Repeat each record below exactly, dropping the pictures.

Data excerpts:
┌──
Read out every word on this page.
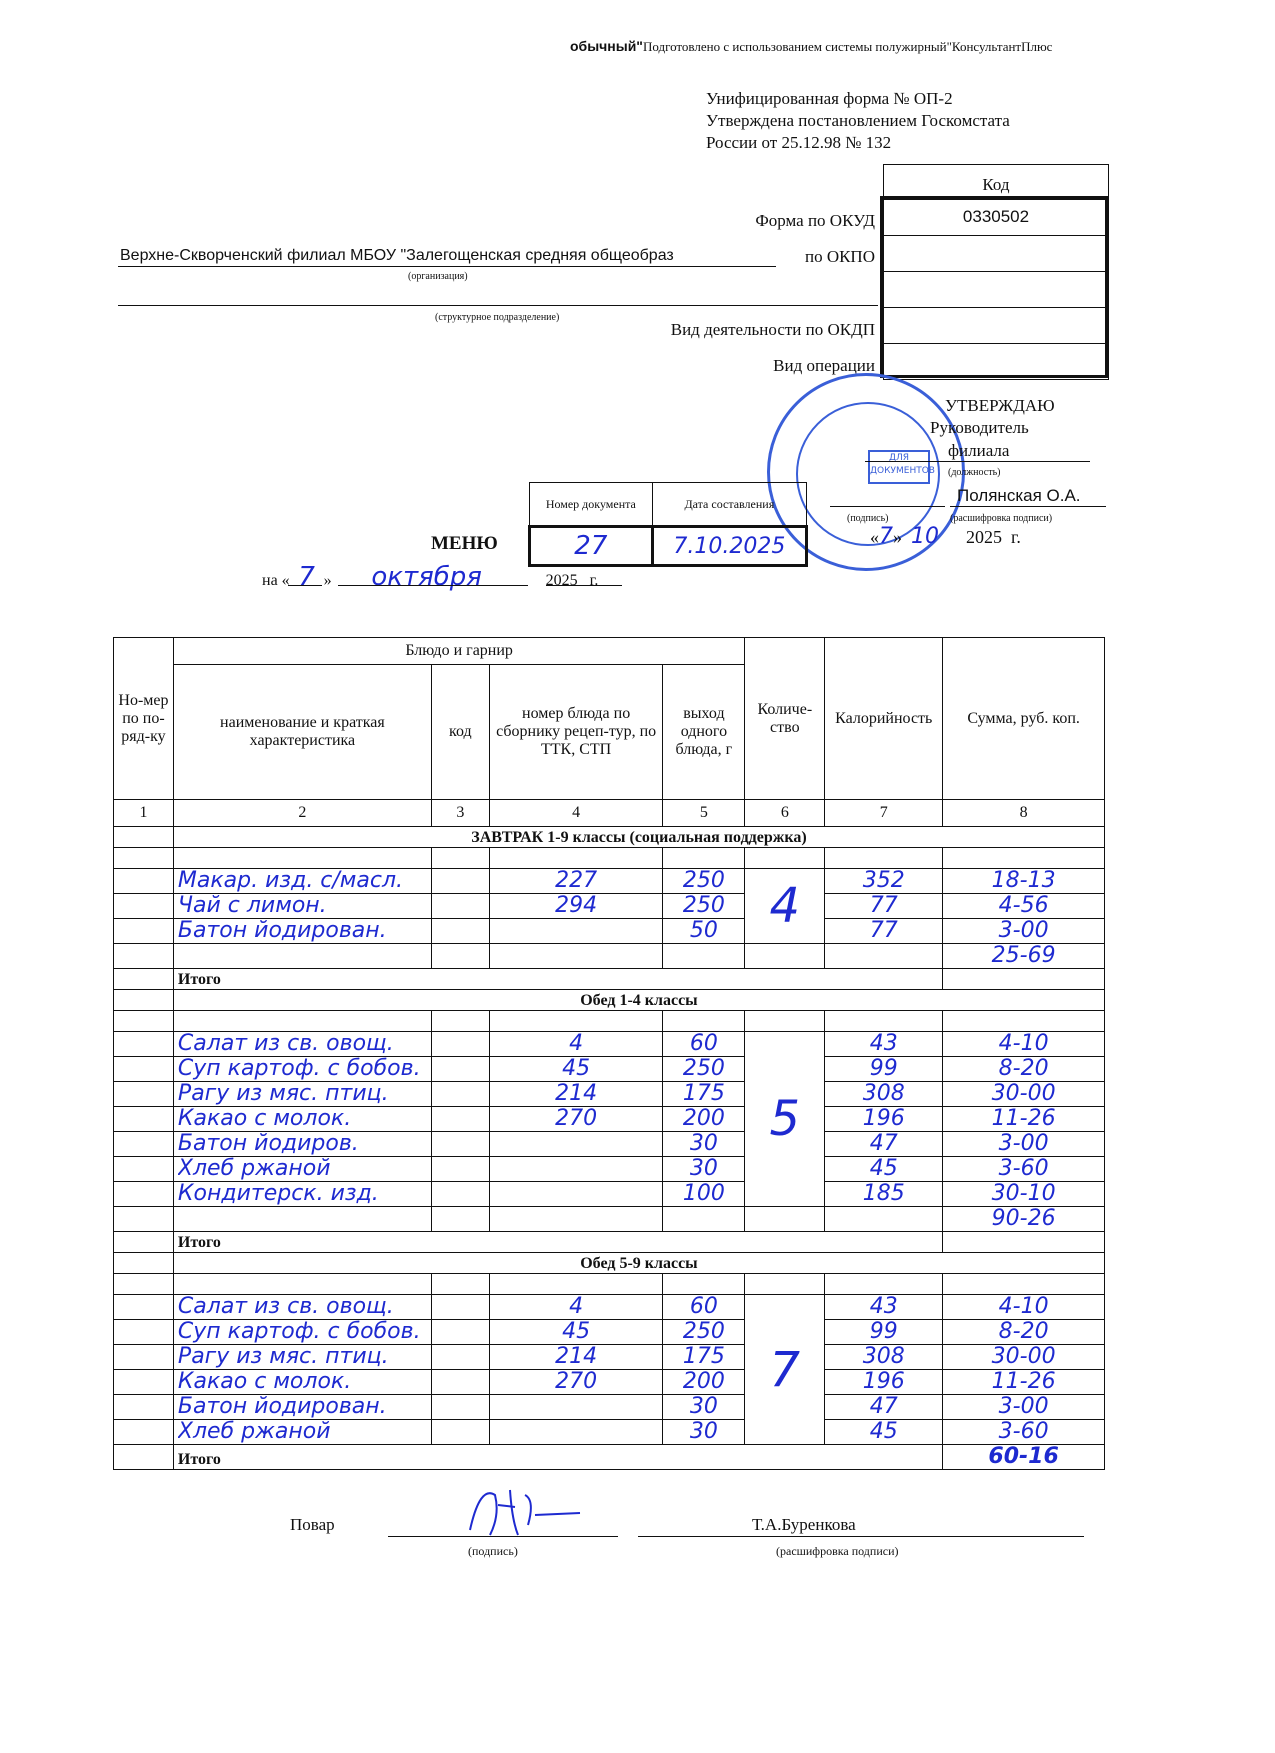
обычный"Подготовлено с использованием системы полужирный"КонсультантПлюс
Унифицированная форма № ОП-2
Утверждена постановлением Госкомстата
России от 25.12.98 № 132
Код
0330502
Форма по ОКУД
по ОКПО
Вид деятельности по ОКДП
Вид операции
Верхне-Скворченский филиал МБОУ "Залегощенская средняя общеобраз
(организация)
(структурное подразделение)
ДЛЯ
ДОКУМЕНТОВ
УТВЕРЖДАЮ
Руководитель
филиала
(должность)
Полянская О.А.
(подпись)	(расшифровка подписи)
«7»  10 2025 г.
Номер документа	Дата составления
27	7.10.2025
МЕНЮ
на « 7 » октября	2025 г.
Но-мер по по-ряд-ку	Блюдо и гарнир				Количе-ство	Калорийность	Сумма, руб. коп.
	наименование и краткая характеристика	код	номер блюда по сборнику рецеп-тур, по ТТК, СТП	выход одного блюда, г			
1	2	3	4	5	6	7	8
	ЗАВТРАК 1-9 классы (социальная поддержка)						

	Макар. изд. с/масл.		227	250	4	352	18-13

	Чай с лимон.		294	250		77	4-56

	Батон йодирован.			50		77	3-00

							25-69

	Итого						

	Обед 1-4 классы						

	Салат из св. овощ.		4	60	5	43	4-10

	Суп картоф. с бобов.		45	250		99	8-20

	Рагу из мяс. птиц.		214	175		308	30-00

	Какао с молок.		270	200		196	11-26

	Батон йодиров.			30		47	3-00

	Хлеб ржаной			30		45	3-60

	Кондитерск. изд.			100		185	30-10

							90-26

	Итого						

	Обед 5-9 классы						

	Салат из св. овощ.		4	60	7	43	4-10

	Суп картоф. с бобов.		45	250		99	8-20

	Рагу из мяс. птиц.		214	175		308	30-00

	Какао с молок.		270	200		196	11-26

	Батон йодирован.			30		47	3-00

	Хлеб ржаной			30		45	3-60

	Итого						60-16
Повар	Т.А.Буренкова
(подпись)	(расшифровка подписи)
└──
- **Final result**
Read out every word on this page.
обычный"Подготовлено с использованием системы полужирный"КонсультантПлюс
Унифицированная форма № ОП-2
Утверждена постановлением Госкомстата
России от 25.12.98 № 132
Код
0330502
Форма по ОКУД
по ОКПО
Вид деятельности по ОКДП
Вид операции
Верхне-Скворченский филиал МБОУ "Залегощенская средняя общеобраз
(организация)
(структурное подразделение)
ДЛЯ
ДОКУМЕНТОВ
УТВЕРЖДАЮ
Руководитель
филиала
(должность)
Полянская О.А.
(подпись)	(расшифровка подписи)
«7»  10 2025 г.
Номер документа	Дата составления
27	7.10.2025
МЕНЮ
на « 7 » октября	2025 г.
Но-мер по по-ряд-ку	Блюдо и гарнир				Количе-ство	Калорийность	Сумма, руб. коп.
	наименование и краткая характеристика	код	номер блюда по сборнику рецеп-тур, по ТТК, СТП	выход одного блюда, г			
1	2	3	4	5	6	7	8
	ЗАВТРАК 1-9 классы (социальная поддержка)						

	Макар. изд. с/масл.		227	250	4	352	18-13

	Чай с лимон.		294	250		77	4-56

	Батон йодирован.			50		77	3-00

							25-69

	Итого						

	Обед 1-4 классы						

	Салат из св. овощ.		4	60	5	43	4-10

	Суп картоф. с бобов.		45	250		99	8-20

	Рагу из мяс. птиц.		214	175		308	30-00

	Какао с молок.		270	200		196	11-26

	Батон йодиров.			30		47	3-00

	Хлеб ржаной			30		45	3-60

	Кондитерск. изд.			100		185	30-10

							90-26

	Итого						

	Обед 5-9 классы						

	Салат из св. овощ.		4	60	7	43	4-10

	Суп картоф. с бобов.		45	250		99	8-20

	Рагу из мяс. птиц.		214	175		308	30-00

	Какао с молок.		270	200		196	11-26

	Батон йодирован.			30		47	3-00

	Хлеб ржаной			30		45	3-60

	Итого						60-16
Повар	Т.А.Буренкова
(подпись)	(расшифровка подписи)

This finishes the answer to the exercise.